> **Exercise details**: Retype every record exactly as it appears.

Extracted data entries
^^^^

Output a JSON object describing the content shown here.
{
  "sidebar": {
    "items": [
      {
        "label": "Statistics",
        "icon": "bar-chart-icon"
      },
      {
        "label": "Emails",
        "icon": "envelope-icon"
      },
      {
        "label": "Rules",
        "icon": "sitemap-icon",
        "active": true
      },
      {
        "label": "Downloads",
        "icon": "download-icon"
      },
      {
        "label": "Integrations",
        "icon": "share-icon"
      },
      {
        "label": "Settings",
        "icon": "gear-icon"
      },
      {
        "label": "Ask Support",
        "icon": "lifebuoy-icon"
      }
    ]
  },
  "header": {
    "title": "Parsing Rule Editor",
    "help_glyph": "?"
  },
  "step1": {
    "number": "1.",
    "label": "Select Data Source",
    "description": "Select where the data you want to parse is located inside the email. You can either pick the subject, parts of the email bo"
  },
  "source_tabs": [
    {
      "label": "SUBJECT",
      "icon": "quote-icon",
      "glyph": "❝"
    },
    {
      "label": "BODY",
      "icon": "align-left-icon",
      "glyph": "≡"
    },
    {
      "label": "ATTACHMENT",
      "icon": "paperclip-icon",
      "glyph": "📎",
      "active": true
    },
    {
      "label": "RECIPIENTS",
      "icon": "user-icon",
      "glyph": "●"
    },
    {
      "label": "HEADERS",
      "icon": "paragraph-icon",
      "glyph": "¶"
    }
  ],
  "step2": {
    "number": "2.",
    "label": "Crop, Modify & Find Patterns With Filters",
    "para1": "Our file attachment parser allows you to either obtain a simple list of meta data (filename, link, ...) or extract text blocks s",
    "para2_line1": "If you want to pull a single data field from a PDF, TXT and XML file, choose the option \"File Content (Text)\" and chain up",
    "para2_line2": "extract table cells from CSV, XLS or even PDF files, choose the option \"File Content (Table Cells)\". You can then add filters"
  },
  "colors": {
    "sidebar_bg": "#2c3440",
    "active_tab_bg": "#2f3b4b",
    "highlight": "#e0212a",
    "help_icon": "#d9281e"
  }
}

^^^^

> **Exercise result**:
Output a JSON object describing the content shown here.
{
  "sidebar": {
    "items": [
      {
        "label": "Statistics",
        "icon": "bar-chart-icon"
      },
      {
        "label": "Emails",
        "icon": "envelope-icon"
      },
      {
        "label": "Rules",
        "icon": "sitemap-icon",
        "active": true
      },
      {
        "label": "Downloads",
        "icon": "download-icon"
      },
      {
        "label": "Integrations",
        "icon": "share-icon"
      },
      {
        "label": "Settings",
        "icon": "gear-icon"
      },
      {
        "label": "Ask Support",
        "icon": "lifebuoy-icon"
      }
    ]
  },
  "header": {
    "title": "Parsing Rule Editor",
    "help_glyph": "?"
  },
  "step1": {
    "number": "1.",
    "label": "Select Data Source",
    "description": "Select where the data you want to parse is located inside the email. You can either pick the subject, parts of the email bo"
  },
  "source_tabs": [
    {
      "label": "SUBJECT",
      "icon": "quote-icon",
      "glyph": "❝"
    },
    {
      "label": "BODY",
      "icon": "align-left-icon",
      "glyph": "≡"
    },
    {
      "label": "ATTACHMENT",
      "icon": "paperclip-icon",
      "glyph": "📎",
      "active": true
    },
    {
      "label": "RECIPIENTS",
      "icon": "user-icon",
      "glyph": "●"
    },
    {
      "label": "HEADERS",
      "icon": "paragraph-icon",
      "glyph": "¶"
    }
  ],
  "step2": {
    "number": "2.",
    "label": "Crop, Modify & Find Patterns With Filters",
    "para1": "Our file attachment parser allows you to either obtain a simple list of meta data (filename, link, ...) or extract text blocks s",
    "para2_line1": "If you want to pull a single data field from a PDF, TXT and XML file, choose the option \"File Content (Text)\" and chain up",
    "para2_line2": "extract table cells from CSV, XLS or even PDF files, choose the option \"File Content (Table Cells)\". You can then add filters"
  },
  "colors": {
    "sidebar_bg": "#2c3440",
    "active_tab_bg": "#2f3b4b",
    "highlight": "#e0212a",
    "help_icon": "#d9281e"
  }
}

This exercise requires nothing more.